(Extracted records)
== == ==

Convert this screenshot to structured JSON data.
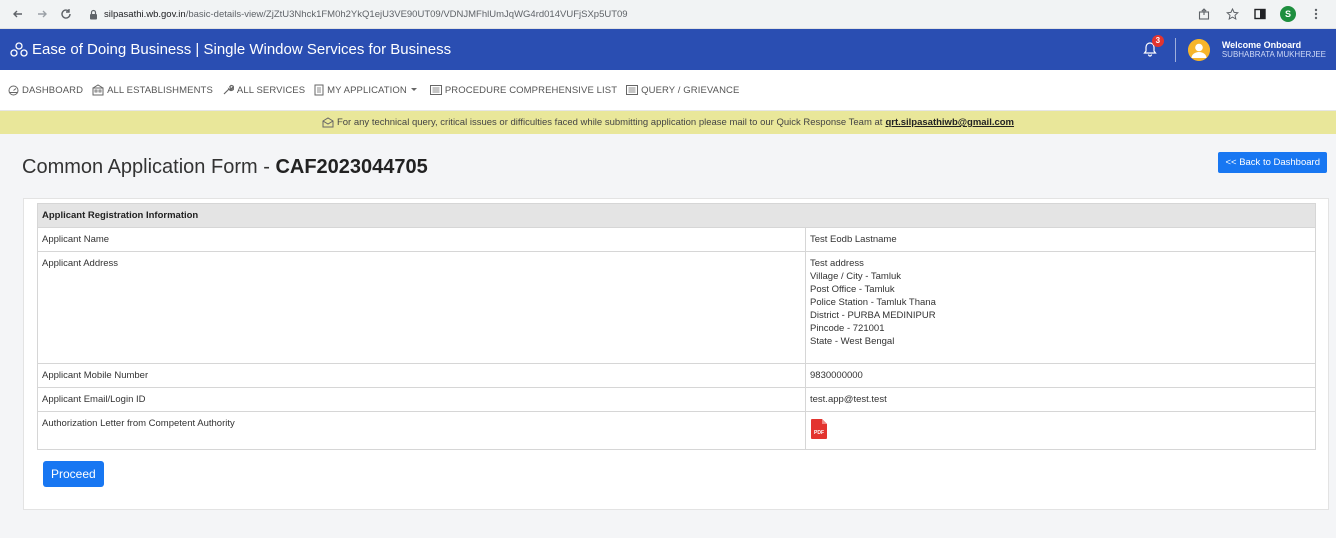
{
  "browser": {
    "url_host": "silpasathi.wb.gov.in",
    "url_path": "/basic-details-view/ZjZtU3Nhck1FM0h2YkQ1ejU3VE90UT09/VDNJMFhlUmJqWG4rd014VUFjSXp5UT09",
    "profile_initial": "S"
  },
  "header": {
    "title": "Ease of Doing Business | Single Window Services for Business",
    "notification_count": "3",
    "welcome": "Welcome Onboard",
    "username": "SUBHABRATA MUKHERJEE"
  },
  "nav": {
    "items": [
      {
        "label": "DASHBOARD",
        "icon": "dashboard-icon"
      },
      {
        "label": "ALL ESTABLISHMENTS",
        "icon": "building-icon"
      },
      {
        "label": "ALL SERVICES",
        "icon": "wrench-icon"
      },
      {
        "label": "MY APPLICATION",
        "icon": "document-icon"
      },
      {
        "label": "PROCEDURE COMPREHENSIVE LIST",
        "icon": "list-icon"
      },
      {
        "label": "QUERY / GRIEVANCE",
        "icon": "list-icon"
      }
    ]
  },
  "notice": {
    "text": "For any technical query, critical issues or difficulties faced while submitting application please mail to our Quick Response Team at",
    "email": "qrt.silpasathiwb@gmail.com"
  },
  "page": {
    "title_prefix": "Common Application Form -",
    "caf_code": "CAF2023044705",
    "back_label": "<< Back to Dashboard"
  },
  "table": {
    "heading": "Applicant Registration Information",
    "rows": [
      {
        "label": "Applicant Name",
        "value": [
          "Test Eodb Lastname"
        ]
      },
      {
        "label": "Applicant Address",
        "value": [
          "Test address",
          "Village / City - Tamluk",
          "Post Office - Tamluk",
          "Police Station - Tamluk Thana",
          "District - PURBA MEDINIPUR",
          "Pincode - 721001",
          "State - West Bengal"
        ]
      },
      {
        "label": "Applicant Mobile Number",
        "value": [
          "9830000000"
        ]
      },
      {
        "label": "Applicant Email/Login ID",
        "value": [
          "test.app@test.test"
        ]
      },
      {
        "label": "Authorization Letter from Competent Authority",
        "pdf_label": "PDF"
      }
    ]
  },
  "actions": {
    "proceed_label": "Proceed"
  },
  "colors": {
    "header_bg": "#2a4eb2",
    "notice_bg": "#e9e79a",
    "button_blue": "#1877f2",
    "pdf_red": "#e3342f"
  }
}
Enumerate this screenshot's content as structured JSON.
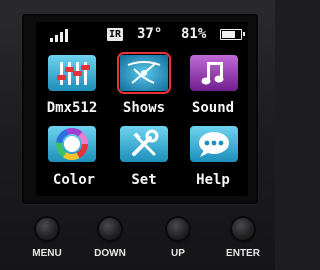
{
  "status": {
    "signal_icon": "signal-bars-icon",
    "ir_label": "IR",
    "temperature": "37°",
    "battery_percent": "81%",
    "battery_level": 0.81
  },
  "menu": {
    "items": [
      {
        "label": "Dmx512",
        "icon": "faders-icon",
        "color": "#2fb4d6"
      },
      {
        "label": "Shows",
        "icon": "swirl-icon",
        "color": "#1f9ec9",
        "selected": true
      },
      {
        "label": "Sound",
        "icon": "music-note-icon",
        "color": "#9a3fb3"
      },
      {
        "label": "Color",
        "icon": "color-wheel-icon",
        "color": "#2fb4d6"
      },
      {
        "label": "Set",
        "icon": "wrench-screwdriver-icon",
        "color": "#2fb4d6"
      },
      {
        "label": "Help",
        "icon": "chat-bubble-icon",
        "color": "#2fb4d6"
      }
    ]
  },
  "buttons": {
    "menu": "MENU",
    "down": "DOWN",
    "up": "UP",
    "enter": "ENTER"
  },
  "colors": {
    "selection": "#e8323a",
    "screen_bg": "#000000",
    "device_body": "#1d1d1f"
  }
}
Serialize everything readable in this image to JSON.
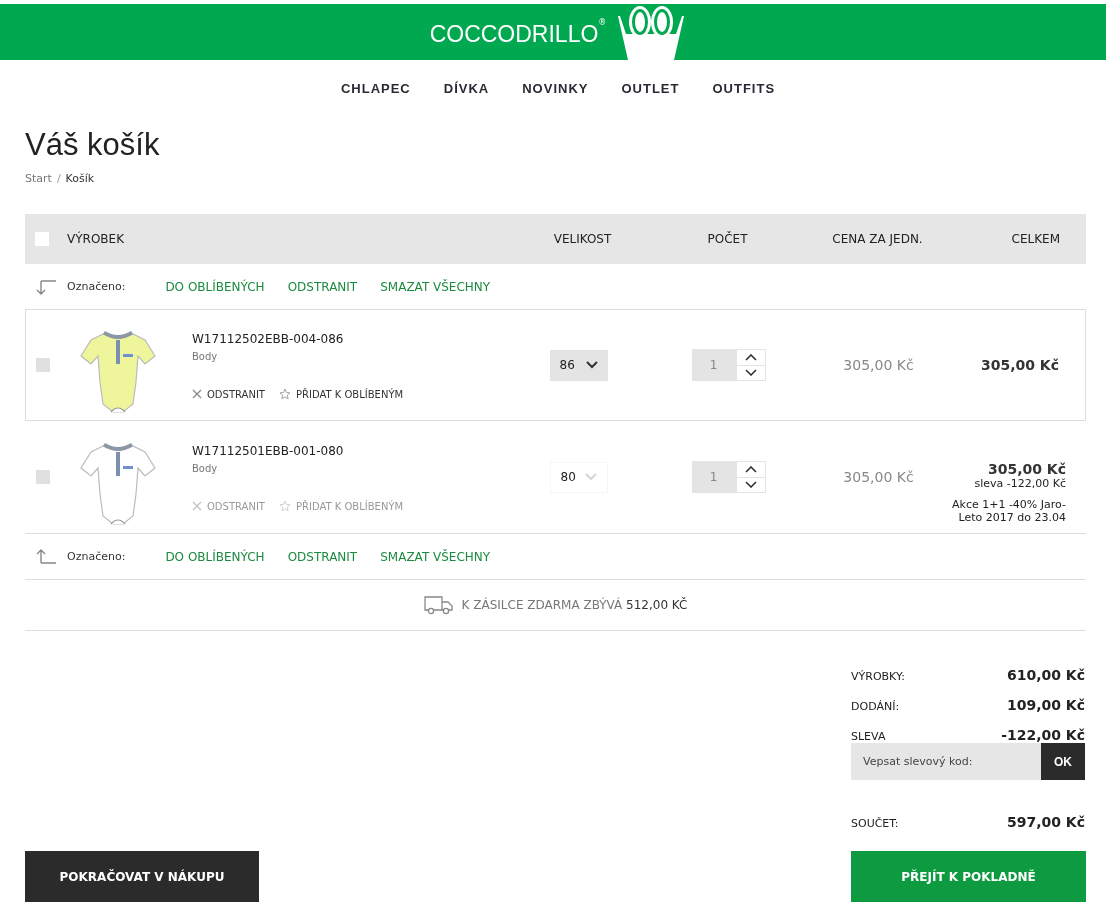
{
  "header": {
    "logo": "COCCODRILLO",
    "logo_mark": "®"
  },
  "nav": [
    "CHLAPEC",
    "DÍVKA",
    "NOVINKY",
    "OUTLET",
    "OUTFITS"
  ],
  "page_title": "Váš košík",
  "breadcrumb_separator": "/",
  "breadcrumb": [
    {
      "label": "Start",
      "current": false
    },
    {
      "label": "Košík",
      "current": true
    }
  ],
  "table": {
    "select_all_checked": false,
    "columns": [
      "VÝROBEK",
      "VELIKOST",
      "POČET",
      "CENA ZA JEDN.",
      "CELKEM"
    ]
  },
  "bulk_actions_top": {
    "label": "Označeno:",
    "actions": [
      "DO OBLÍBENÝCH",
      "ODSTRANIT",
      "SMAZAT VŠECHNY"
    ]
  },
  "items": [
    {
      "code": "W17112502EBB-004-086",
      "name": "Body",
      "checked": false,
      "highlighted": true,
      "remove": "ODSTRANIT",
      "favorite": "PŘIDAT K OBLÍBENÝM",
      "size": "86",
      "quantity": "1",
      "unit_price": "305,00 Kč",
      "total": "305,00 Kč"
    },
    {
      "code": "W17112501EBB-001-080",
      "name": "Body",
      "checked": false,
      "highlighted": false,
      "remove": "ODSTRANIT",
      "favorite": "PŘIDAT K OBLÍBENÝM",
      "size": "80",
      "quantity": "1",
      "unit_price": "305,00 Kč",
      "total": "305,00 Kč",
      "discount": "sleva -122,00 Kč",
      "promo": "Akce 1+1 -40% Jaro-Leto 2017 do 23.04"
    }
  ],
  "bulk_actions_bottom": {
    "label": "Označeno:",
    "actions": [
      "DO OBLÍBENÝCH",
      "ODSTRANIT",
      "SMAZAT VŠECHNY"
    ]
  },
  "free_shipping": {
    "text": "K ZÁSILCE ZDARMA ZBÝVÁ",
    "amount": "512,00 KČ"
  },
  "summary": [
    {
      "label": "VÝROBKY:",
      "value": "610,00 Kč"
    },
    {
      "label": "DODÁNÍ:",
      "value": "109,00 Kč"
    },
    {
      "label": "SLEVA",
      "value": "-122,00 Kč"
    }
  ],
  "coupon": {
    "placeholder": "Vepsat slevový kod:",
    "button": "OK"
  },
  "total": {
    "label": "SOUČET:",
    "value": "597,00 Kč"
  },
  "continue_button": "POKRAČOVAT V NÁKUPU",
  "checkout_button": "PŘEJÍT K POKLADNĚ"
}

== == ==

* [Job]: Except for the pictures, copy the material above exactly.

* [Exercise response]:
Convert this screenshot to structured JSON data.
{
  "browser": {
    "url_host": "silpasathi.wb.gov.in",
    "url_path": "/basic-details-view/ZjZtU3Nhck1FM0h2YkQ1ejU3VE90UT09/VDNJMFhlUmJqWG4rd014VUFjSXp5UT09",
    "profile_initial": "S"
  },
  "header": {
    "title": "Ease of Doing Business | Single Window Services for Business",
    "notification_count": "3",
    "welcome": "Welcome Onboard",
    "username": "SUBHABRATA MUKHERJEE"
  },
  "nav": {
    "items": [
      {
        "label": "DASHBOARD",
        "icon": "dashboard-icon"
      },
      {
        "label": "ALL ESTABLISHMENTS",
        "icon": "building-icon"
      },
      {
        "label": "ALL SERVICES",
        "icon": "wrench-icon"
      },
      {
        "label": "MY APPLICATION",
        "icon": "document-icon"
      },
      {
        "label": "PROCEDURE COMPREHENSIVE LIST",
        "icon": "list-icon"
      },
      {
        "label": "QUERY / GRIEVANCE",
        "icon": "list-icon"
      }
    ]
  },
  "notice": {
    "text": "For any technical query, critical issues or difficulties faced while submitting application please mail to our Quick Response Team at",
    "email": "qrt.silpasathiwb@gmail.com"
  },
  "page": {
    "title_prefix": "Common Application Form -",
    "caf_code": "CAF2023044705",
    "back_label": "<< Back to Dashboard"
  },
  "table": {
    "heading": "Applicant Registration Information",
    "rows": [
      {
        "label": "Applicant Name",
        "value": [
          "Test Eodb Lastname"
        ]
      },
      {
        "label": "Applicant Address",
        "value": [
          "Test address",
          "Village / City - Tamluk",
          "Post Office - Tamluk",
          "Police Station - Tamluk Thana",
          "District - PURBA MEDINIPUR",
          "Pincode - 721001",
          "State - West Bengal"
        ]
      },
      {
        "label": "Applicant Mobile Number",
        "value": [
          "9830000000"
        ]
      },
      {
        "label": "Applicant Email/Login ID",
        "value": [
          "test.app@test.test"
        ]
      },
      {
        "label": "Authorization Letter from Competent Authority",
        "pdf_label": "PDF"
      }
    ]
  },
  "actions": {
    "proceed_label": "Proceed"
  },
  "colors": {
    "header_bg": "#2a4eb2",
    "notice_bg": "#e9e79a",
    "button_blue": "#1877f2",
    "pdf_red": "#e3342f"
  }
}
Enumerate this screenshot's content as structured JSON.
{
  "status": {
    "signal_icon": "signal-bars-icon",
    "ir_label": "IR",
    "temperature": "37°",
    "battery_percent": "81%",
    "battery_level": 0.81
  },
  "menu": {
    "items": [
      {
        "label": "Dmx512",
        "icon": "faders-icon",
        "color": "#2fb4d6"
      },
      {
        "label": "Shows",
        "icon": "swirl-icon",
        "color": "#1f9ec9",
        "selected": true
      },
      {
        "label": "Sound",
        "icon": "music-note-icon",
        "color": "#9a3fb3"
      },
      {
        "label": "Color",
        "icon": "color-wheel-icon",
        "color": "#2fb4d6"
      },
      {
        "label": "Set",
        "icon": "wrench-screwdriver-icon",
        "color": "#2fb4d6"
      },
      {
        "label": "Help",
        "icon": "chat-bubble-icon",
        "color": "#2fb4d6"
      }
    ]
  },
  "buttons": {
    "menu": "MENU",
    "down": "DOWN",
    "up": "UP",
    "enter": "ENTER"
  },
  "colors": {
    "selection": "#e8323a",
    "screen_bg": "#000000",
    "device_body": "#1d1d1f"
  }
}
Serialize everything readable in this image to JSON.
{
  "header": {
    "logo": "COCCODRILLO",
    "logo_mark": "®"
  },
  "nav": [
    "CHLAPEC",
    "DÍVKA",
    "NOVINKY",
    "OUTLET",
    "OUTFITS"
  ],
  "page_title": "Váš košík",
  "breadcrumb_separator": "/",
  "breadcrumb": [
    {
      "label": "Start",
      "current": false
    },
    {
      "label": "Košík",
      "current": true
    }
  ],
  "table": {
    "select_all_checked": false,
    "columns": [
      "VÝROBEK",
      "VELIKOST",
      "POČET",
      "CENA ZA JEDN.",
      "CELKEM"
    ]
  },
  "bulk_actions_top": {
    "label": "Označeno:",
    "actions": [
      "DO OBLÍBENÝCH",
      "ODSTRANIT",
      "SMAZAT VŠECHNY"
    ]
  },
  "items": [
    {
      "code": "W17112502EBB-004-086",
      "name": "Body",
      "checked": false,
      "highlighted": true,
      "remove": "ODSTRANIT",
      "favorite": "PŘIDAT K OBLÍBENÝM",
      "size": "86",
      "quantity": "1",
      "unit_price": "305,00 Kč",
      "total": "305,00 Kč"
    },
    {
      "code": "W17112501EBB-001-080",
      "name": "Body",
      "checked": false,
      "highlighted": false,
      "remove": "ODSTRANIT",
      "favorite": "PŘIDAT K OBLÍBENÝM",
      "size": "80",
      "quantity": "1",
      "unit_price": "305,00 Kč",
      "total": "305,00 Kč",
      "discount": "sleva -122,00 Kč",
      "promo": "Akce 1+1 -40% Jaro-Leto 2017 do 23.04"
    }
  ],
  "bulk_actions_bottom": {
    "label": "Označeno:",
    "actions": [
      "DO OBLÍBENÝCH",
      "ODSTRANIT",
      "SMAZAT VŠECHNY"
    ]
  },
  "free_shipping": {
    "text": "K ZÁSILCE ZDARMA ZBÝVÁ",
    "amount": "512,00 KČ"
  },
  "summary": [
    {
      "label": "VÝROBKY:",
      "value": "610,00 Kč"
    },
    {
      "label": "DODÁNÍ:",
      "value": "109,00 Kč"
    },
    {
      "label": "SLEVA",
      "value": "-122,00 Kč"
    }
  ],
  "coupon": {
    "placeholder": "Vepsat slevový kod:",
    "button": "OK"
  },
  "total": {
    "label": "SOUČET:",
    "value": "597,00 Kč"
  },
  "continue_button": "POKRAČOVAT V NÁKUPU",
  "checkout_button": "PŘEJÍT K POKLADNĚ"
}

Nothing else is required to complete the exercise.